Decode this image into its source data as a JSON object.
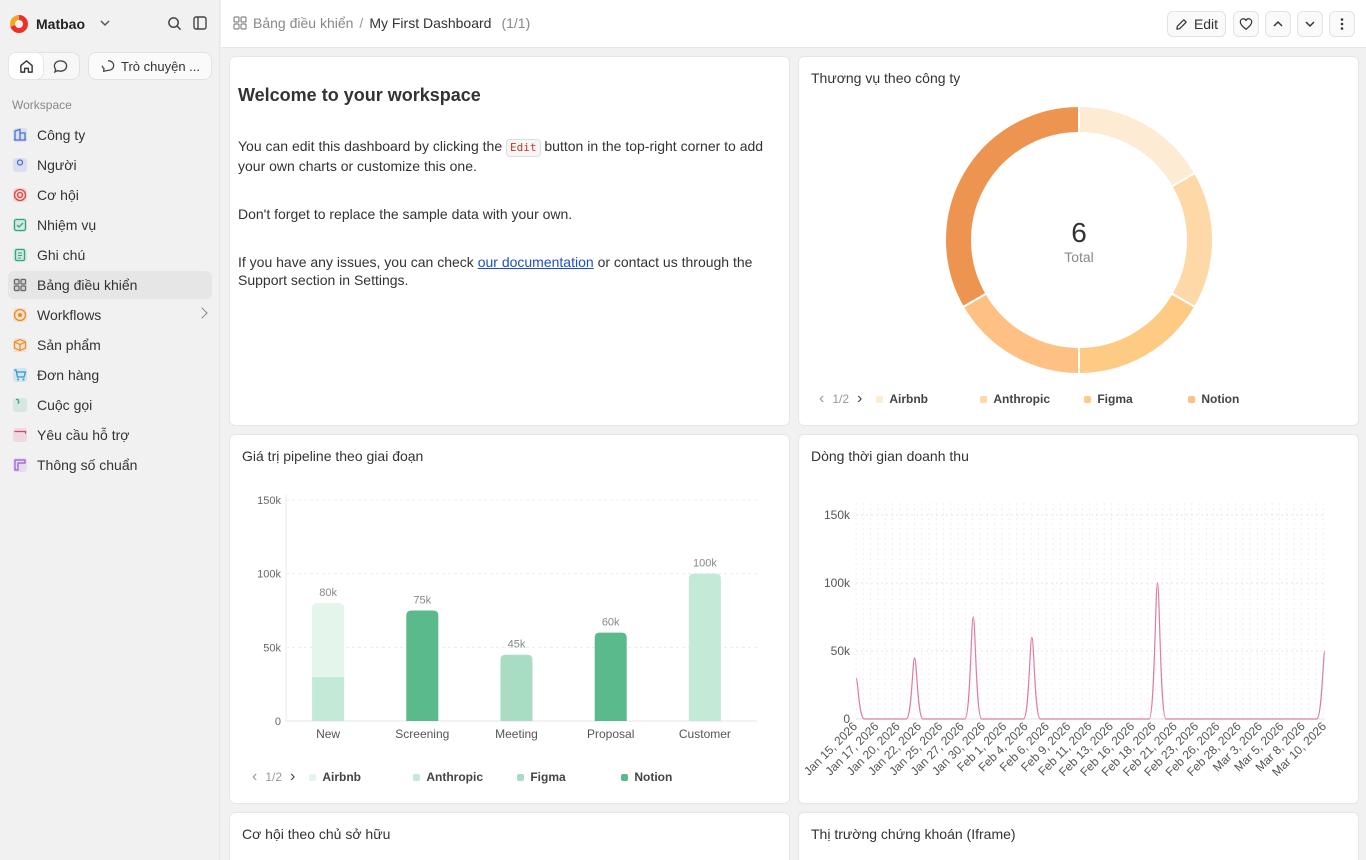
{
  "sidebar": {
    "workspace_name": "Matbao",
    "chat_label": "Trò chuyện ...",
    "section_label": "Workspace",
    "items": [
      {
        "label": "Công ty",
        "icon": "building-icon",
        "color": "#4a6fd6"
      },
      {
        "label": "Người",
        "icon": "user-icon",
        "color": "#4a6fd6"
      },
      {
        "label": "Cơ hội",
        "icon": "target-icon",
        "color": "#e0443a"
      },
      {
        "label": "Nhiệm vụ",
        "icon": "checkbox-icon",
        "color": "#2eaa7a"
      },
      {
        "label": "Ghi chú",
        "icon": "note-icon",
        "color": "#2eaa7a"
      },
      {
        "label": "Bảng điều khiển",
        "icon": "dashboard-icon",
        "color": "#666666"
      },
      {
        "label": "Workflows",
        "icon": "workflow-icon",
        "color": "#f08a1e"
      },
      {
        "label": "Sản phẩm",
        "icon": "box-icon",
        "color": "#f08a1e"
      },
      {
        "label": "Đơn hàng",
        "icon": "cart-icon",
        "color": "#2a9ad6"
      },
      {
        "label": "Cuộc gọi",
        "icon": "phone-icon",
        "color": "#2eaa7a"
      },
      {
        "label": "Yêu cầu hỗ trợ",
        "icon": "ticket-icon",
        "color": "#d6447a"
      },
      {
        "label": "Thông số chuẩn",
        "icon": "ruler-icon",
        "color": "#9b59d6"
      }
    ]
  },
  "topbar": {
    "breadcrumb_parent": "Bảng điều khiển",
    "breadcrumb_sep": "/",
    "breadcrumb_current": "My First Dashboard",
    "count": "(1/1)",
    "edit_label": "Edit"
  },
  "welcome": {
    "title": "Welcome to your workspace",
    "p1_before": "You can edit this dashboard by clicking the",
    "p1_code": "Edit",
    "p1_after": "button in the top-right corner to add your own charts or customize this one.",
    "p2": "Don't forget to replace the sample data with your own.",
    "p3_before": "If you have any issues, you can check",
    "p3_link": "our documentation",
    "p3_after": "or contact us through the Support section in Settings."
  },
  "cards": {
    "owner_title": "Cơ hội theo chủ sở hữu",
    "stock_title": "Thị trường chứng khoán (Iframe)"
  },
  "chart_data": [
    {
      "type": "pie",
      "title": "Thương vụ theo công ty",
      "center_value": "6",
      "center_label": "Total",
      "slices": [
        {
          "label": "Airbnb",
          "value": 1,
          "color": "#feebd3"
        },
        {
          "label": "Anthropic",
          "value": 1,
          "color": "#fed8a6"
        },
        {
          "label": "Figma",
          "value": 1,
          "color": "#fecb84"
        },
        {
          "label": "Notion",
          "value": 1,
          "color": "#fec083"
        },
        {
          "label": "",
          "value": 2,
          "color": "#ec9450"
        }
      ],
      "legend": [
        "Airbnb",
        "Anthropic",
        "Figma",
        "Notion"
      ],
      "legend_page": "1/2"
    },
    {
      "type": "bar",
      "title": "Giá trị pipeline theo giai đoạn",
      "categories": [
        "New",
        "Screening",
        "Meeting",
        "Proposal",
        "Customer"
      ],
      "series": [
        {
          "name": "Airbnb",
          "color": "#e4f5ec",
          "values": [
            50,
            0,
            0,
            0,
            0
          ]
        },
        {
          "name": "Anthropic",
          "color": "#c3ead6",
          "values": [
            30,
            0,
            0,
            0,
            100
          ]
        },
        {
          "name": "Figma",
          "color": "#a8dcc3",
          "values": [
            0,
            0,
            45,
            0,
            0
          ]
        },
        {
          "name": "Notion",
          "color": "#5aba8c",
          "values": [
            0,
            75,
            0,
            60,
            0
          ]
        }
      ],
      "totals": [
        "80k",
        "75k",
        "45k",
        "60k",
        "100k"
      ],
      "yticks": [
        "0",
        "50k",
        "100k",
        "150k"
      ],
      "ylim": [
        0,
        150
      ],
      "legend": [
        "Airbnb",
        "Anthropic",
        "Figma",
        "Notion"
      ],
      "legend_page": "1/2"
    },
    {
      "type": "line",
      "title": "Dòng thời gian doanh thu",
      "color": "#e07d9c",
      "x_labels": [
        "Jan 15, 2026",
        "Jan 17, 2026",
        "Jan 20, 2026",
        "Jan 22, 2026",
        "Jan 25, 2026",
        "Jan 27, 2026",
        "Jan 30, 2026",
        "Feb 1, 2026",
        "Feb 4, 2026",
        "Feb 6, 2026",
        "Feb 9, 2026",
        "Feb 11, 2026",
        "Feb 13, 2026",
        "Feb 16, 2026",
        "Feb 18, 2026",
        "Feb 21, 2026",
        "Feb 23, 2026",
        "Feb 26, 2026",
        "Feb 28, 2026",
        "Mar 3, 2026",
        "Mar 5, 2026",
        "Mar 8, 2026",
        "Mar 10, 2026"
      ],
      "yticks": [
        "0",
        "50k",
        "100k",
        "150k"
      ],
      "ylim": [
        0,
        150
      ],
      "x_range": [
        "Jan 15, 2026",
        "Mar 12, 2026"
      ],
      "peaks": [
        {
          "date": "Jan 15, 2026",
          "value": 30
        },
        {
          "date": "Jan 22, 2026",
          "value": 45
        },
        {
          "date": "Jan 29, 2026",
          "value": 75
        },
        {
          "date": "Feb 5, 2026",
          "value": 60
        },
        {
          "date": "Feb 20, 2026",
          "value": 100
        },
        {
          "date": "Mar 12, 2026",
          "value": 50
        }
      ]
    }
  ]
}
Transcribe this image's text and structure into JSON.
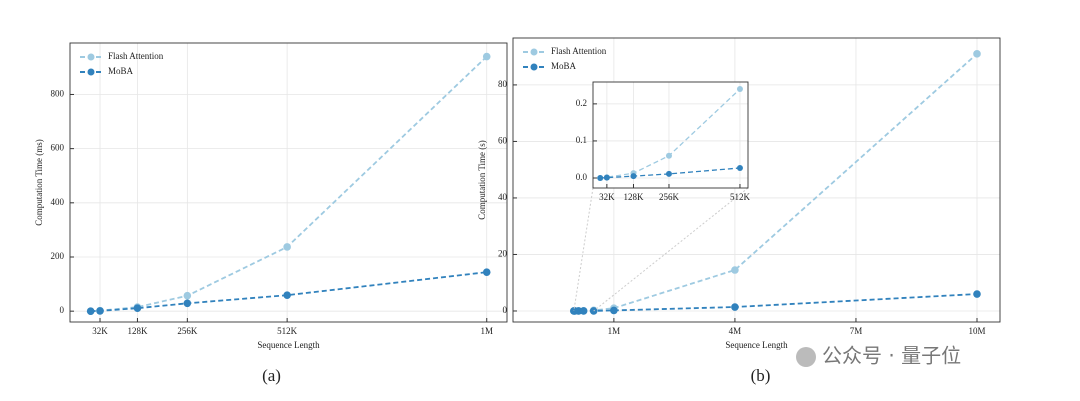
{
  "chart_data": [
    {
      "type": "line",
      "caption": "(a)",
      "xlabel": "Sequence Length",
      "ylabel": "Computation Time (ms)",
      "x": [
        8,
        32,
        128,
        256,
        512,
        1024
      ],
      "series": [
        {
          "name": "Flash Attention",
          "color": "#9ecae1",
          "values": [
            0,
            2,
            15,
            57,
            237,
            940
          ]
        },
        {
          "name": "MoBA",
          "color": "#3182bd",
          "values": [
            0,
            1,
            11,
            29,
            59,
            144
          ]
        }
      ],
      "xlim": [
        -45,
        1076
      ],
      "ylim": [
        -40,
        990
      ],
      "xticks": [
        {
          "value": 32,
          "label": "32K"
        },
        {
          "value": 128,
          "label": "128K"
        },
        {
          "value": 256,
          "label": "256K"
        },
        {
          "value": 512,
          "label": "512K"
        },
        {
          "value": 1024,
          "label": "1M"
        }
      ],
      "yticks": [
        0,
        200,
        400,
        600,
        800
      ],
      "grid": true,
      "legend": "upper left"
    },
    {
      "type": "line",
      "caption": "(b)",
      "xlabel": "Sequence Length",
      "ylabel": "Computation Time (s)",
      "x": [
        0.0078125,
        0.03125,
        0.125,
        0.25,
        0.5,
        1,
        4,
        10
      ],
      "series": [
        {
          "name": "Flash Attention",
          "color": "#9ecae1",
          "values": [
            0,
            0.002,
            0.013,
            0.06,
            0.24,
            1,
            14.5,
            91
          ]
        },
        {
          "name": "MoBA",
          "color": "#3182bd",
          "values": [
            0,
            0.001,
            0.005,
            0.011,
            0.027,
            0.2,
            1.4,
            6
          ]
        }
      ],
      "xlim": [
        -1.5,
        10.57
      ],
      "ylim": [
        -3.9,
        96.6
      ],
      "xticks": [
        {
          "value": 1,
          "label": "1M"
        },
        {
          "value": 4,
          "label": "4M"
        },
        {
          "value": 7,
          "label": "7M"
        },
        {
          "value": 10,
          "label": "10M"
        }
      ],
      "yticks": [
        0,
        20,
        40,
        60,
        80
      ],
      "grid": true,
      "legend": "upper left",
      "inset": {
        "type": "line",
        "x": [
          8,
          32,
          128,
          256,
          512
        ],
        "series": [
          {
            "color": "#9ecae1",
            "values": [
              0,
              0.002,
              0.013,
              0.06,
              0.24
            ]
          },
          {
            "color": "#3182bd",
            "values": [
              0,
              0.001,
              0.005,
              0.011,
              0.027
            ]
          }
        ],
        "xlim": [
          -18,
          541
        ],
        "ylim": [
          -0.027,
          0.259
        ],
        "xticks": [
          {
            "value": 32,
            "label": "32K"
          },
          {
            "value": 128,
            "label": "128K"
          },
          {
            "value": 256,
            "label": "256K"
          },
          {
            "value": 512,
            "label": "512K"
          }
        ],
        "yticks": [
          {
            "value": 0,
            "label": "0.0"
          },
          {
            "value": 0.1,
            "label": "0.1"
          },
          {
            "value": 0.2,
            "label": "0.2"
          }
        ],
        "grid": true
      }
    }
  ],
  "watermark": "公众号 · 量子位"
}
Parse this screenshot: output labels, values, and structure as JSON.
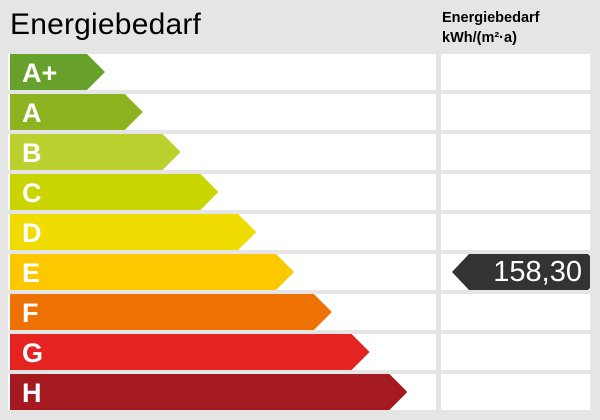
{
  "title": "Energiebedarf",
  "column_header": {
    "line1": "Energiebedarf",
    "line2": "kWh/(m²·a)"
  },
  "chart_data": {
    "type": "bar",
    "categories": [
      "A+",
      "A",
      "B",
      "C",
      "D",
      "E",
      "F",
      "G",
      "H"
    ],
    "colors": [
      "#67a02a",
      "#8db320",
      "#bcd030",
      "#c9d400",
      "#f0dc00",
      "#fdc800",
      "#ee7203",
      "#e52422",
      "#a51a21"
    ],
    "value": "158,30",
    "value_class": "E",
    "marker_color": "#333333"
  }
}
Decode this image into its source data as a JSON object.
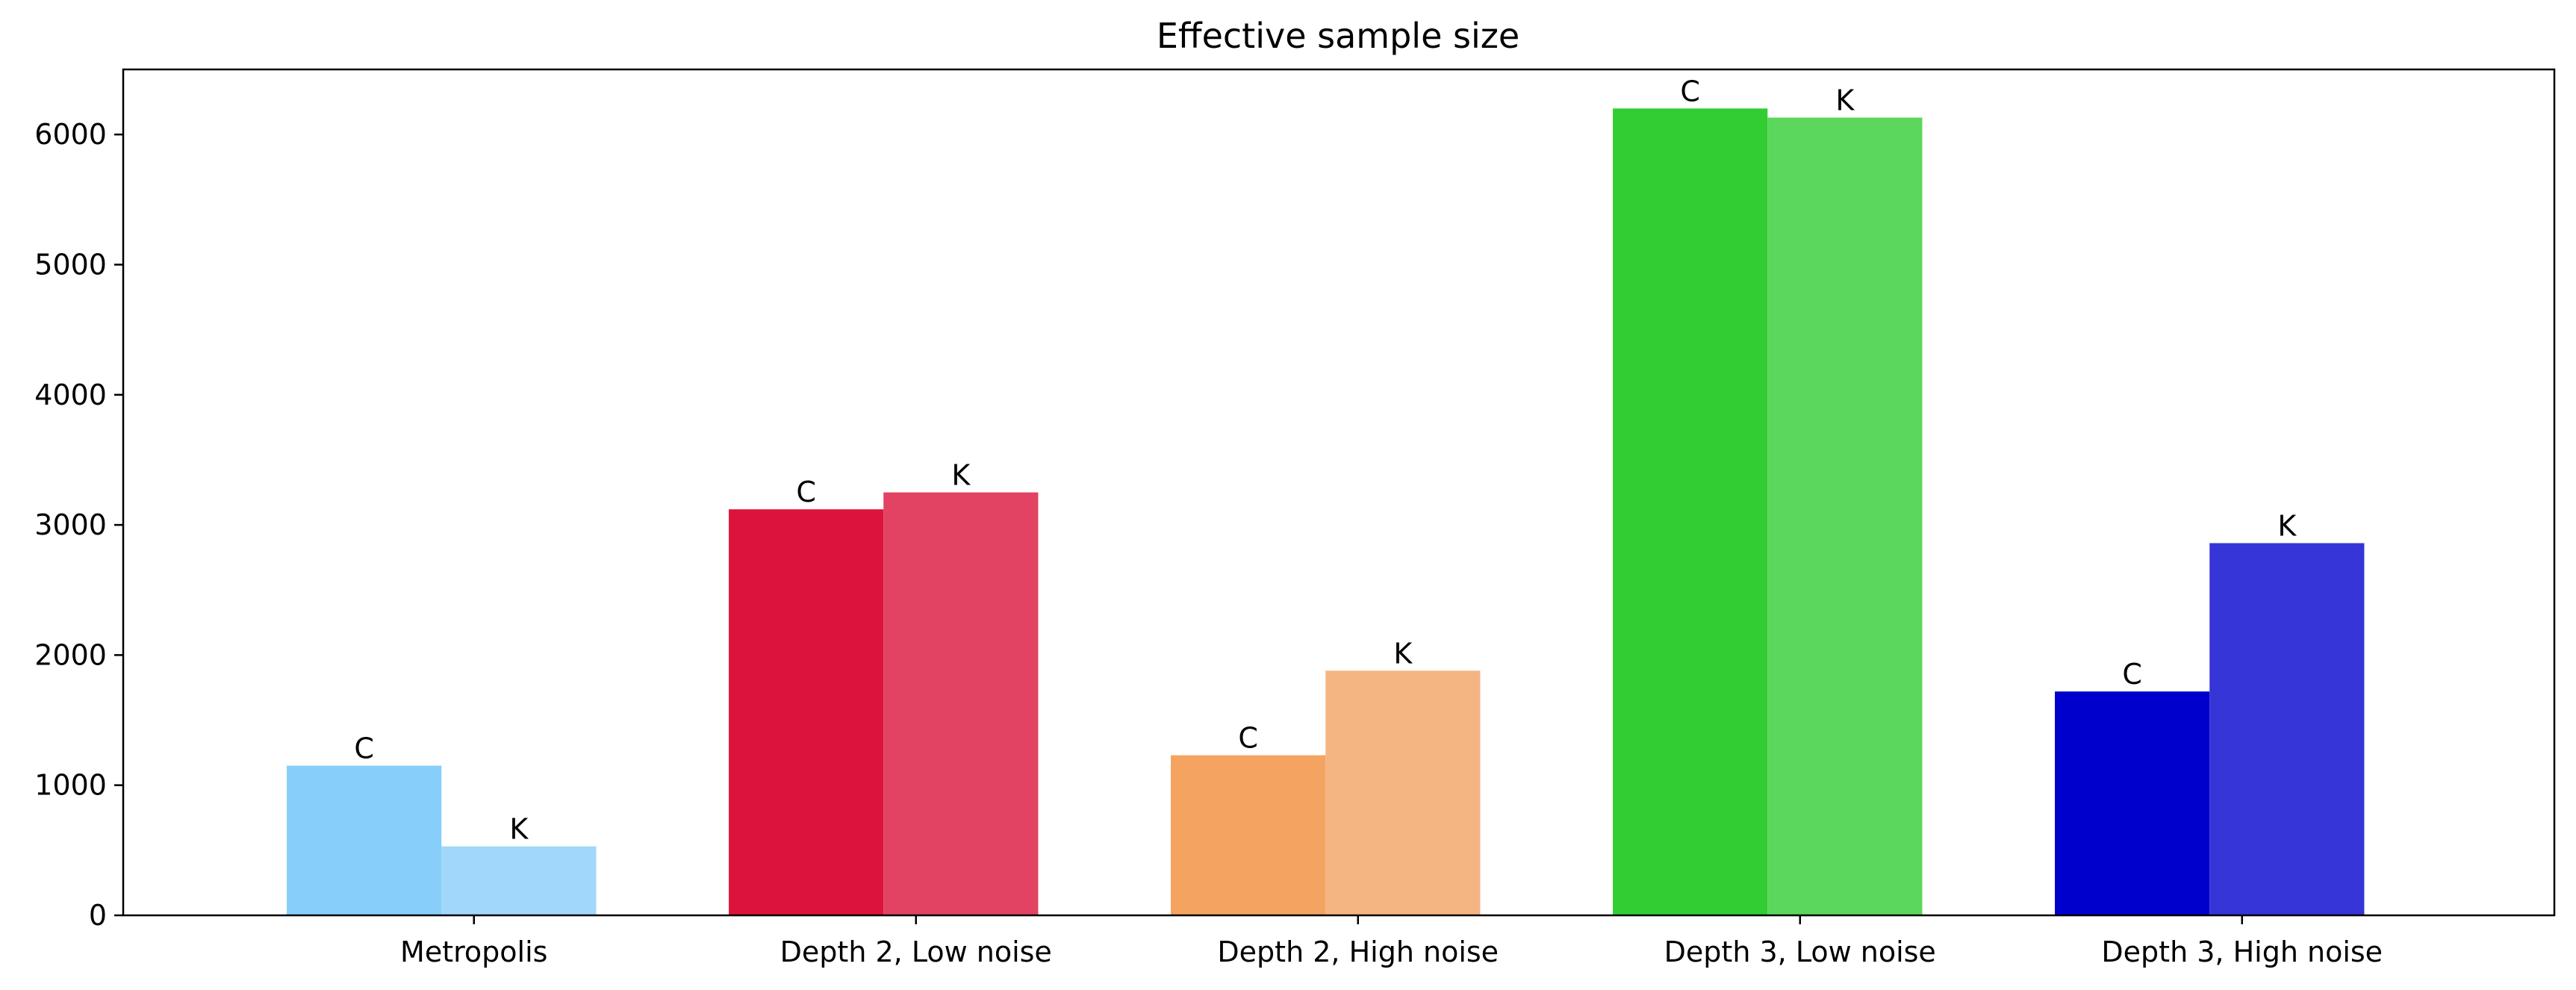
{
  "chart_data": {
    "type": "bar",
    "title": "Effective sample size",
    "xlabel": "",
    "ylabel": "",
    "ylim": [
      0,
      6500
    ],
    "yticks": [
      0,
      1000,
      2000,
      3000,
      4000,
      5000,
      6000
    ],
    "grid": false,
    "categories": [
      "Metropolis",
      "Depth 2, Low noise",
      "Depth 2, High noise",
      "Depth 3, Low noise",
      "Depth 3, High noise"
    ],
    "bar_labels": [
      "C",
      "K"
    ],
    "groups": [
      {
        "category": "Metropolis",
        "values": [
          1150,
          530
        ],
        "colors": [
          "#87cefa",
          "#a0d7fa"
        ]
      },
      {
        "category": "Depth 2, Low noise",
        "values": [
          3120,
          3250
        ],
        "colors": [
          "#dc143c",
          "#e24362"
        ]
      },
      {
        "category": "Depth 2, High noise",
        "values": [
          1230,
          1880
        ],
        "colors": [
          "#f4a460",
          "#f5b583"
        ]
      },
      {
        "category": "Depth 3, Low noise",
        "values": [
          6200,
          6130
        ],
        "colors": [
          "#32cd32",
          "#5bd75b"
        ]
      },
      {
        "category": "Depth 3, High noise",
        "values": [
          1720,
          2860
        ],
        "colors": [
          "#0000cd",
          "#3535d8"
        ]
      }
    ]
  }
}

------

**Exercise requirements**
Every line of the listing that holds "your" is to be counted; give only the resulting number.

**Answer to this problem**
3